● **TASK BRIEF**: Repeat every line of the listing below exactly, minus the pictures.

● **RECORDS SHOWN**:
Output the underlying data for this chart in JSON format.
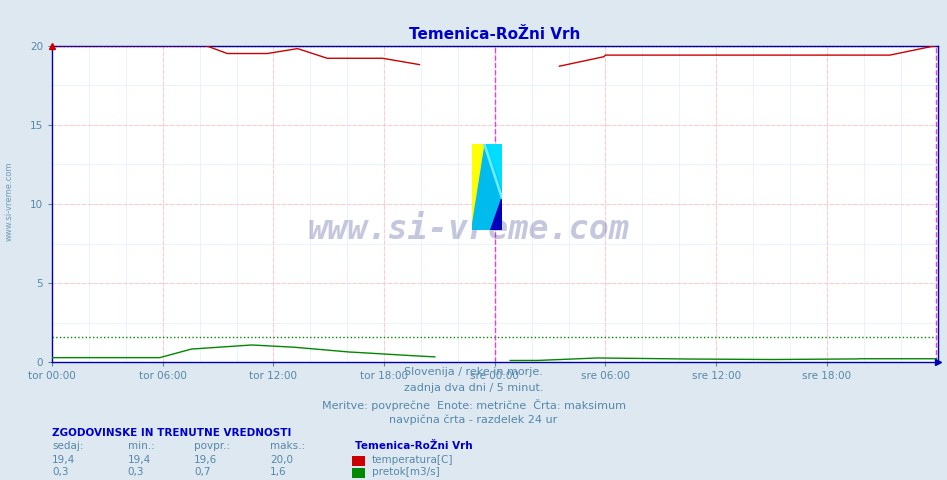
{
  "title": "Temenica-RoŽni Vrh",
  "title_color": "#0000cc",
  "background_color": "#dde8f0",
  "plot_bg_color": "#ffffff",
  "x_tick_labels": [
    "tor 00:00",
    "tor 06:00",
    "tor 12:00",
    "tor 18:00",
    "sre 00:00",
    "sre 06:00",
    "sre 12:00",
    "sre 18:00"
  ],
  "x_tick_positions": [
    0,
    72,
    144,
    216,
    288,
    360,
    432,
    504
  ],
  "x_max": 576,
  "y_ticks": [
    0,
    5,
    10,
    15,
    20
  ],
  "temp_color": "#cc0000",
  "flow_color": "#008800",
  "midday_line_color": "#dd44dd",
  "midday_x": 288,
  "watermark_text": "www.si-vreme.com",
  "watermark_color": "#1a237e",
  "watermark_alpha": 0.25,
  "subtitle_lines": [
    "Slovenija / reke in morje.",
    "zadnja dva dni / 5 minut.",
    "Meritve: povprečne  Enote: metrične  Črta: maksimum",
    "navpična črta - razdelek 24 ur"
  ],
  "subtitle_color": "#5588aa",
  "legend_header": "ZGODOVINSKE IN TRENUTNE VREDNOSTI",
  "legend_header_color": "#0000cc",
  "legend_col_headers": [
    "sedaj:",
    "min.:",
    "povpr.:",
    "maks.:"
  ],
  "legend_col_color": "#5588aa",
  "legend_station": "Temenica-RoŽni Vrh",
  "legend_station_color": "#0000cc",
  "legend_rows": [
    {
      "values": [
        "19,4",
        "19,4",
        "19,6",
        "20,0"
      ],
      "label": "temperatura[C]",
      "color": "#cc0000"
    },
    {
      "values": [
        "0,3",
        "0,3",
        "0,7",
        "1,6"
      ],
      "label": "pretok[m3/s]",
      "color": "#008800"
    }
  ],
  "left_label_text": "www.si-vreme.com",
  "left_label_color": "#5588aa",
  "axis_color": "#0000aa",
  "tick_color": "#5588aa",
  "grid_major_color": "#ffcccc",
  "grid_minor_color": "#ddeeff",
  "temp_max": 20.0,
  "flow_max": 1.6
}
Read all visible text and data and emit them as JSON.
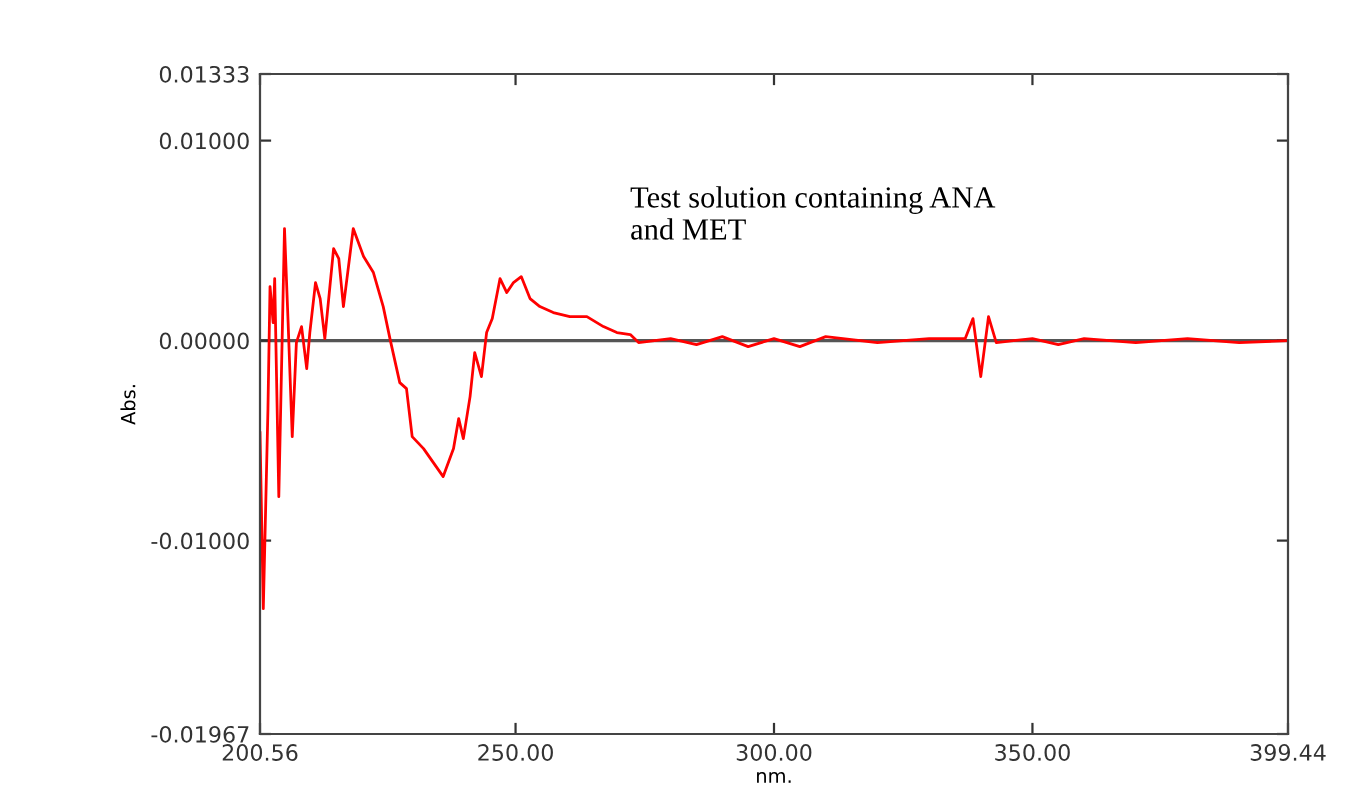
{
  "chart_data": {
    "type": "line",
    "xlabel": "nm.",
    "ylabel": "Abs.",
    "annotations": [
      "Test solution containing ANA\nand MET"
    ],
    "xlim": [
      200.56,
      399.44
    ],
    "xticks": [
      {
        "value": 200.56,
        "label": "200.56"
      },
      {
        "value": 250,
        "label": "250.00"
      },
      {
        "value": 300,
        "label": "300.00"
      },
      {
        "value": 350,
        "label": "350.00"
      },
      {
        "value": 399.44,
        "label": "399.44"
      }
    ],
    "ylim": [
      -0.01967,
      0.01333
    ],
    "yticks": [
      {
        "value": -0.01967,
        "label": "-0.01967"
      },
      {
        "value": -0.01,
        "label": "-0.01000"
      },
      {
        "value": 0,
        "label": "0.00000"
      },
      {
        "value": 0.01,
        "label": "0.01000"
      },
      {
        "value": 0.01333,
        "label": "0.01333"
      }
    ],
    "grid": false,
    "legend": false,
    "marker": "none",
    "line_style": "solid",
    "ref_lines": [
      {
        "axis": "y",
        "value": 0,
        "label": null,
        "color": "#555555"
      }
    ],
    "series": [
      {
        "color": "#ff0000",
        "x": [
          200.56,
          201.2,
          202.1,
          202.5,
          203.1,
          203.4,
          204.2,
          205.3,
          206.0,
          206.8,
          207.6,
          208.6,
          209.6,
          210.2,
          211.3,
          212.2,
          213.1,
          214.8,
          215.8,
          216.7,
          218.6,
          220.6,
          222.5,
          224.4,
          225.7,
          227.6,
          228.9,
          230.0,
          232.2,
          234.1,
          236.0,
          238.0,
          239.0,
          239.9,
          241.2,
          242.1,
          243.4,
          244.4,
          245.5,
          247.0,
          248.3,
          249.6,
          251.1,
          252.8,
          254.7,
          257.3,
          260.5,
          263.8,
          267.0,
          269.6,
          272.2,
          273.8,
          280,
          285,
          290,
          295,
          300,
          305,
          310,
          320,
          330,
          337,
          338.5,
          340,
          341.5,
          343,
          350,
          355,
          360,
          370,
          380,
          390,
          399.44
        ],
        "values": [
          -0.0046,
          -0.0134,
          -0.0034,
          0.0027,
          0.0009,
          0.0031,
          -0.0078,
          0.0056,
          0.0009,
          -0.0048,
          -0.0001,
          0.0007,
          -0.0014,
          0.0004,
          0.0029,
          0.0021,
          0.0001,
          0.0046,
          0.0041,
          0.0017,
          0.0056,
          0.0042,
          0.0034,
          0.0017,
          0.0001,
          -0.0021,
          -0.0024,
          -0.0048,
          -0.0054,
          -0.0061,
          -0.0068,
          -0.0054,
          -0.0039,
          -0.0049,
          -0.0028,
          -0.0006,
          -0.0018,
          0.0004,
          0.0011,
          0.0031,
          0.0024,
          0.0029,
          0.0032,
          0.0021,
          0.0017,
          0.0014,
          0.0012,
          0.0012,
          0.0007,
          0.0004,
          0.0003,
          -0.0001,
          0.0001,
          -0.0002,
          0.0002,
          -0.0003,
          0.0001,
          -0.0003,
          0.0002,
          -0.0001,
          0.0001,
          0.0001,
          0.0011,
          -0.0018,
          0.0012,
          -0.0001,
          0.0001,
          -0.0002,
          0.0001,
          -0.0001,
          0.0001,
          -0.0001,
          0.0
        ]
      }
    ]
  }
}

● **OUTPUT BELOW**:
Output the underlying data for this chart in JSON format.
{
  "title": "Temenica-RoŽni Vrh",
  "title_color": "#0000cc",
  "background_color": "#dde8f0",
  "plot_bg_color": "#ffffff",
  "x_tick_labels": [
    "tor 00:00",
    "tor 06:00",
    "tor 12:00",
    "tor 18:00",
    "sre 00:00",
    "sre 06:00",
    "sre 12:00",
    "sre 18:00"
  ],
  "x_tick_positions": [
    0,
    72,
    144,
    216,
    288,
    360,
    432,
    504
  ],
  "x_max": 576,
  "y_ticks": [
    0,
    5,
    10,
    15,
    20
  ],
  "temp_color": "#cc0000",
  "flow_color": "#008800",
  "midday_line_color": "#dd44dd",
  "midday_x": 288,
  "watermark_text": "www.si-vreme.com",
  "watermark_color": "#1a237e",
  "watermark_alpha": 0.25,
  "subtitle_lines": [
    "Slovenija / reke in morje.",
    "zadnja dva dni / 5 minut.",
    "Meritve: povprečne  Enote: metrične  Črta: maksimum",
    "navpična črta - razdelek 24 ur"
  ],
  "subtitle_color": "#5588aa",
  "legend_header": "ZGODOVINSKE IN TRENUTNE VREDNOSTI",
  "legend_header_color": "#0000cc",
  "legend_col_headers": [
    "sedaj:",
    "min.:",
    "povpr.:",
    "maks.:"
  ],
  "legend_col_color": "#5588aa",
  "legend_station": "Temenica-RoŽni Vrh",
  "legend_station_color": "#0000cc",
  "legend_rows": [
    {
      "values": [
        "19,4",
        "19,4",
        "19,6",
        "20,0"
      ],
      "label": "temperatura[C]",
      "color": "#cc0000"
    },
    {
      "values": [
        "0,3",
        "0,3",
        "0,7",
        "1,6"
      ],
      "label": "pretok[m3/s]",
      "color": "#008800"
    }
  ],
  "left_label_text": "www.si-vreme.com",
  "left_label_color": "#5588aa",
  "axis_color": "#0000aa",
  "tick_color": "#5588aa",
  "grid_major_color": "#ffcccc",
  "grid_minor_color": "#ddeeff",
  "temp_max": 20.0,
  "flow_max": 1.6
}
Read all visible text and data and emit them as JSON.
{
  "chart_data": {
    "type": "line",
    "xlabel": "nm.",
    "ylabel": "Abs.",
    "annotations": [
      "Test solution containing ANA\nand MET"
    ],
    "xlim": [
      200.56,
      399.44
    ],
    "xticks": [
      {
        "value": 200.56,
        "label": "200.56"
      },
      {
        "value": 250,
        "label": "250.00"
      },
      {
        "value": 300,
        "label": "300.00"
      },
      {
        "value": 350,
        "label": "350.00"
      },
      {
        "value": 399.44,
        "label": "399.44"
      }
    ],
    "ylim": [
      -0.01967,
      0.01333
    ],
    "yticks": [
      {
        "value": -0.01967,
        "label": "-0.01967"
      },
      {
        "value": -0.01,
        "label": "-0.01000"
      },
      {
        "value": 0,
        "label": "0.00000"
      },
      {
        "value": 0.01,
        "label": "0.01000"
      },
      {
        "value": 0.01333,
        "label": "0.01333"
      }
    ],
    "grid": false,
    "legend": false,
    "marker": "none",
    "line_style": "solid",
    "ref_lines": [
      {
        "axis": "y",
        "value": 0,
        "label": null,
        "color": "#555555"
      }
    ],
    "series": [
      {
        "color": "#ff0000",
        "x": [
          200.56,
          201.2,
          202.1,
          202.5,
          203.1,
          203.4,
          204.2,
          205.3,
          206.0,
          206.8,
          207.6,
          208.6,
          209.6,
          210.2,
          211.3,
          212.2,
          213.1,
          214.8,
          215.8,
          216.7,
          218.6,
          220.6,
          222.5,
          224.4,
          225.7,
          227.6,
          228.9,
          230.0,
          232.2,
          234.1,
          236.0,
          238.0,
          239.0,
          239.9,
          241.2,
          242.1,
          243.4,
          244.4,
          245.5,
          247.0,
          248.3,
          249.6,
          251.1,
          252.8,
          254.7,
          257.3,
          260.5,
          263.8,
          267.0,
          269.6,
          272.2,
          273.8,
          280,
          285,
          290,
          295,
          300,
          305,
          310,
          320,
          330,
          337,
          338.5,
          340,
          341.5,
          343,
          350,
          355,
          360,
          370,
          380,
          390,
          399.44
        ],
        "values": [
          -0.0046,
          -0.0134,
          -0.0034,
          0.0027,
          0.0009,
          0.0031,
          -0.0078,
          0.0056,
          0.0009,
          -0.0048,
          -0.0001,
          0.0007,
          -0.0014,
          0.0004,
          0.0029,
          0.0021,
          0.0001,
          0.0046,
          0.0041,
          0.0017,
          0.0056,
          0.0042,
          0.0034,
          0.0017,
          0.0001,
          -0.0021,
          -0.0024,
          -0.0048,
          -0.0054,
          -0.0061,
          -0.0068,
          -0.0054,
          -0.0039,
          -0.0049,
          -0.0028,
          -0.0006,
          -0.0018,
          0.0004,
          0.0011,
          0.0031,
          0.0024,
          0.0029,
          0.0032,
          0.0021,
          0.0017,
          0.0014,
          0.0012,
          0.0012,
          0.0007,
          0.0004,
          0.0003,
          -0.0001,
          0.0001,
          -0.0002,
          0.0002,
          -0.0003,
          0.0001,
          -0.0003,
          0.0002,
          -0.0001,
          0.0001,
          0.0001,
          0.0011,
          -0.0018,
          0.0012,
          -0.0001,
          0.0001,
          -0.0002,
          0.0001,
          -0.0001,
          0.0001,
          -0.0001,
          0.0
        ]
      }
    ]
  }
}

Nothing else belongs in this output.